_Instruction_
Omit any picture, and return the remaining data exactly as written.

--- Begin Data provided ---

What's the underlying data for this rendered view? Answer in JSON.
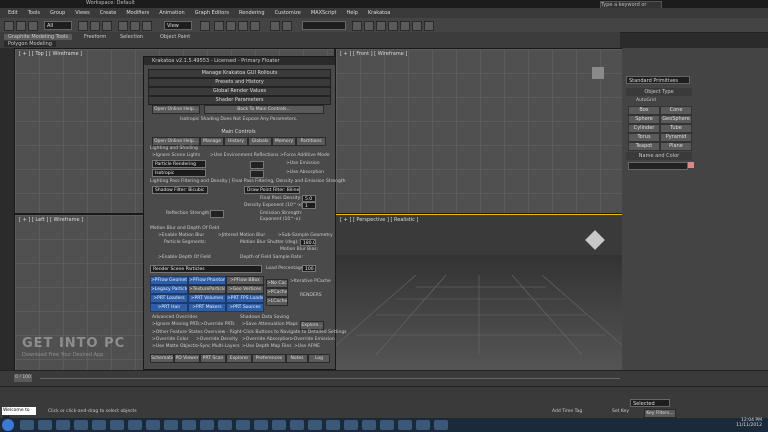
{
  "window": {
    "title": "Workspace: Default",
    "search_placeholder": "Type a keyword or phrase"
  },
  "menu": [
    "Edit",
    "Tools",
    "Group",
    "Views",
    "Create",
    "Modifiers",
    "Animation",
    "Graph Editors",
    "Rendering",
    "Customize",
    "MAXScript",
    "Help",
    "Krakatoa"
  ],
  "toolbar": {
    "selection_filter": "All",
    "view_dropdown": "View"
  },
  "ribbon": {
    "tabs": [
      "Graphite Modeling Tools",
      "Freeform",
      "Selection",
      "Object Paint"
    ],
    "subtab": "Polygon Modeling"
  },
  "viewports": {
    "top": "[ + ] [ Top ] [ Wireframe ]",
    "front": "[ + ] [ Front ] [ Wireframe ]",
    "left": "[ + ] [ Left ] [ Wireframe ]",
    "perspective": "[ + ] [ Perspective ] [ Realistic ]"
  },
  "command_panel": {
    "dropdown": "Standard Primitives",
    "object_type_title": "Object Type",
    "autogrid": "AutoGrid",
    "buttons": [
      "Box",
      "Cone",
      "Sphere",
      "GeoSphere",
      "Cylinder",
      "Tube",
      "Torus",
      "Pyramid",
      "Teapot",
      "Plane"
    ],
    "name_color_title": "Name and Color"
  },
  "dialog": {
    "title": "Krakatoa v2.1.5.49553 - Licensed - Primary Floater",
    "rollouts": [
      "Manage Krakatoa GUI Rollouts",
      "Presets and History",
      "Global Render Values",
      "Shader Parameters"
    ],
    "open_help": "Open Online Help...",
    "back_to_main": "Back To Main Controls...",
    "isotropic_note": "Isotropic Shading Does Not Expose Any Parameters.",
    "main_controls": "Main Controls",
    "main_tabs": [
      "Open Online Help...",
      "Manage",
      "History",
      "Globals",
      "Memory",
      "Partitions"
    ],
    "lighting_title": "Lighting and Shading",
    "ignore_scene_lights": ">Ignore Scene Lights",
    "use_env_reflections": ">Use Environment Reflections",
    "force_additive": ">Force Additive Mode",
    "render_mode": "Particle Rendering",
    "shading": "Isotropic",
    "use_emission": ">Use Emission",
    "use_absorption": ">Use Absorption",
    "lighting_pass_title": "Lighting Pass Filtering and Density  |  Final Pass Filtering, Density and Emission Strength",
    "shadow_filter": "Shadow Filter: Bicubic",
    "draw_filter": "Draw Point Filter: Bilinear",
    "final_pass_density": "Final Pass Density:",
    "final_pass_density_value": "5.0",
    "density_exponent": "Density Exponent (10^-x):",
    "density_exponent_value": "1",
    "reflection_strength": "Reflection Strength:",
    "emission_strength": "Emission Strength:",
    "exponent": "Exponent (10^-x):",
    "motion_blur_title": "Motion Blur and Depth Of Field",
    "enable_motion_blur": ">Enable Motion Blur",
    "jittered_blur": ">Jittered Motion Blur",
    "sub_sample_geometry": ">Sub-Sample Geometry",
    "particle_segments": "Particle Segments:",
    "motion_blur_shutter": "Motion Blur Shutter (deg):",
    "motion_blur_shutter_value": "180.0",
    "motion_blur_bias": "Motion Blur Bias:",
    "enable_dof": ">Enable Depth Of Field",
    "dof_sample_rate": "Depth of Field Sample Rate:",
    "render_mode_select": "Render Scene Particles",
    "load_percentage": "Load Percentage:",
    "load_percentage_value": "100.0",
    "sources": [
      ">PFlow Geometry",
      ">PFlow Phantom",
      ">PFlow BBox",
      ">Legacy Particles",
      ">TextureParticles",
      ">Geo Vertices",
      ">PRT Loaders",
      ">PRT Volumes",
      ">PRT FPS Loader",
      ">PRT Hair",
      ">PRT Makers",
      ">PRT Sources"
    ],
    "no_cache": ">No Cache",
    "pcache": ">PCache",
    "lcache": ">LCache",
    "iterative_pcache": ">Iterative PCache",
    "renders": "RENDERS",
    "advanced_title": "Advanced Overrides",
    "shadow_title": "Shadows Data Saving",
    "ignore_prt": ">Ignore Missing PRTs",
    "override_prt": ">Override PRTs",
    "save_attenuation": ">Save Attenuation Maps",
    "explore": "Explore...",
    "other_features_note": ">Other Feature States Overview - Right-Click Buttons to Navigate to Detailed Settings",
    "override_color": ">Override Color",
    "override_density": ">Override Density",
    "override_absorption": ">Override Absorption",
    "override_emission": ">Override Emission",
    "use_matte": ">Use Matte Objects",
    "sync_multi_layers": ">Sync Multi-Layers",
    "use_depth_map": ">Use Depth Map Files",
    "use_afme": ">Use AFME",
    "bottom_tabs": [
      "Schematic",
      "PD Viewer",
      "PRT Scan",
      "Explorer",
      "Preferences",
      "Notes",
      "Log"
    ]
  },
  "timeline": {
    "frame": "0 / 100"
  },
  "statusbar": {
    "welcome": "Welcome to MA",
    "prompt": "Click or click-and-drag to select objects",
    "selected": "Selected",
    "key_filters": "Key Filters...",
    "add_time_tag": "Add Time Tag",
    "set_key": "Set Key"
  },
  "watermark": {
    "line1": "GET INTO PC",
    "line2": "Download Free Your Desired App"
  },
  "taskbar": {
    "time": "12:04 PM",
    "date": "11/11/2012"
  }
}
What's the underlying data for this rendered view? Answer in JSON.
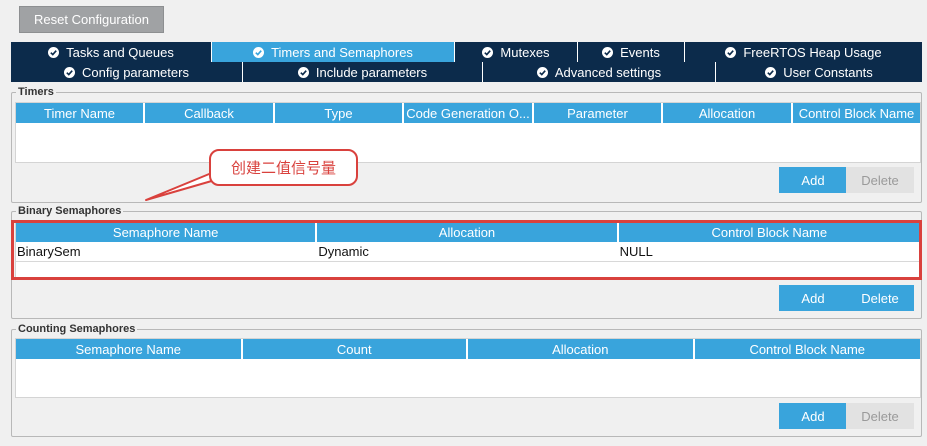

--- End Data provided ---

_Solved exercise_
What's the underlying data for this rendered view? Answer in JSON.
{
  "window": {
    "title": "Workspace: Default",
    "search_placeholder": "Type a keyword or phrase"
  },
  "menu": [
    "Edit",
    "Tools",
    "Group",
    "Views",
    "Create",
    "Modifiers",
    "Animation",
    "Graph Editors",
    "Rendering",
    "Customize",
    "MAXScript",
    "Help",
    "Krakatoa"
  ],
  "toolbar": {
    "selection_filter": "All",
    "view_dropdown": "View"
  },
  "ribbon": {
    "tabs": [
      "Graphite Modeling Tools",
      "Freeform",
      "Selection",
      "Object Paint"
    ],
    "subtab": "Polygon Modeling"
  },
  "viewports": {
    "top": "[ + ] [ Top ] [ Wireframe ]",
    "front": "[ + ] [ Front ] [ Wireframe ]",
    "left": "[ + ] [ Left ] [ Wireframe ]",
    "perspective": "[ + ] [ Perspective ] [ Realistic ]"
  },
  "command_panel": {
    "dropdown": "Standard Primitives",
    "object_type_title": "Object Type",
    "autogrid": "AutoGrid",
    "buttons": [
      "Box",
      "Cone",
      "Sphere",
      "GeoSphere",
      "Cylinder",
      "Tube",
      "Torus",
      "Pyramid",
      "Teapot",
      "Plane"
    ],
    "name_color_title": "Name and Color"
  },
  "dialog": {
    "title": "Krakatoa v2.1.5.49553 - Licensed - Primary Floater",
    "rollouts": [
      "Manage Krakatoa GUI Rollouts",
      "Presets and History",
      "Global Render Values",
      "Shader Parameters"
    ],
    "open_help": "Open Online Help...",
    "back_to_main": "Back To Main Controls...",
    "isotropic_note": "Isotropic Shading Does Not Expose Any Parameters.",
    "main_controls": "Main Controls",
    "main_tabs": [
      "Open Online Help...",
      "Manage",
      "History",
      "Globals",
      "Memory",
      "Partitions"
    ],
    "lighting_title": "Lighting and Shading",
    "ignore_scene_lights": ">Ignore Scene Lights",
    "use_env_reflections": ">Use Environment Reflections",
    "force_additive": ">Force Additive Mode",
    "render_mode": "Particle Rendering",
    "shading": "Isotropic",
    "use_emission": ">Use Emission",
    "use_absorption": ">Use Absorption",
    "lighting_pass_title": "Lighting Pass Filtering and Density  |  Final Pass Filtering, Density and Emission Strength",
    "shadow_filter": "Shadow Filter: Bicubic",
    "draw_filter": "Draw Point Filter: Bilinear",
    "final_pass_density": "Final Pass Density:",
    "final_pass_density_value": "5.0",
    "density_exponent": "Density Exponent (10^-x):",
    "density_exponent_value": "1",
    "reflection_strength": "Reflection Strength:",
    "emission_strength": "Emission Strength:",
    "exponent": "Exponent (10^-x):",
    "motion_blur_title": "Motion Blur and Depth Of Field",
    "enable_motion_blur": ">Enable Motion Blur",
    "jittered_blur": ">Jittered Motion Blur",
    "sub_sample_geometry": ">Sub-Sample Geometry",
    "particle_segments": "Particle Segments:",
    "motion_blur_shutter": "Motion Blur Shutter (deg):",
    "motion_blur_shutter_value": "180.0",
    "motion_blur_bias": "Motion Blur Bias:",
    "enable_dof": ">Enable Depth Of Field",
    "dof_sample_rate": "Depth of Field Sample Rate:",
    "render_mode_select": "Render Scene Particles",
    "load_percentage": "Load Percentage:",
    "load_percentage_value": "100.0",
    "sources": [
      ">PFlow Geometry",
      ">PFlow Phantom",
      ">PFlow BBox",
      ">Legacy Particles",
      ">TextureParticles",
      ">Geo Vertices",
      ">PRT Loaders",
      ">PRT Volumes",
      ">PRT FPS Loader",
      ">PRT Hair",
      ">PRT Makers",
      ">PRT Sources"
    ],
    "no_cache": ">No Cache",
    "pcache": ">PCache",
    "lcache": ">LCache",
    "iterative_pcache": ">Iterative PCache",
    "renders": "RENDERS",
    "advanced_title": "Advanced Overrides",
    "shadow_title": "Shadows Data Saving",
    "ignore_prt": ">Ignore Missing PRTs",
    "override_prt": ">Override PRTs",
    "save_attenuation": ">Save Attenuation Maps",
    "explore": "Explore...",
    "other_features_note": ">Other Feature States Overview - Right-Click Buttons to Navigate to Detailed Settings",
    "override_color": ">Override Color",
    "override_density": ">Override Density",
    "override_absorption": ">Override Absorption",
    "override_emission": ">Override Emission",
    "use_matte": ">Use Matte Objects",
    "sync_multi_layers": ">Sync Multi-Layers",
    "use_depth_map": ">Use Depth Map Files",
    "use_afme": ">Use AFME",
    "bottom_tabs": [
      "Schematic",
      "PD Viewer",
      "PRT Scan",
      "Explorer",
      "Preferences",
      "Notes",
      "Log"
    ]
  },
  "timeline": {
    "frame": "0 / 100"
  },
  "statusbar": {
    "welcome": "Welcome to MA",
    "prompt": "Click or click-and-drag to select objects",
    "selected": "Selected",
    "key_filters": "Key Filters...",
    "add_time_tag": "Add Time Tag",
    "set_key": "Set Key"
  },
  "watermark": {
    "line1": "GET INTO PC",
    "line2": "Download Free Your Desired App"
  },
  "taskbar": {
    "time": "12:04 PM",
    "date": "11/11/2012"
  }
}
What's the underlying data for this rendered view? Answer in JSON.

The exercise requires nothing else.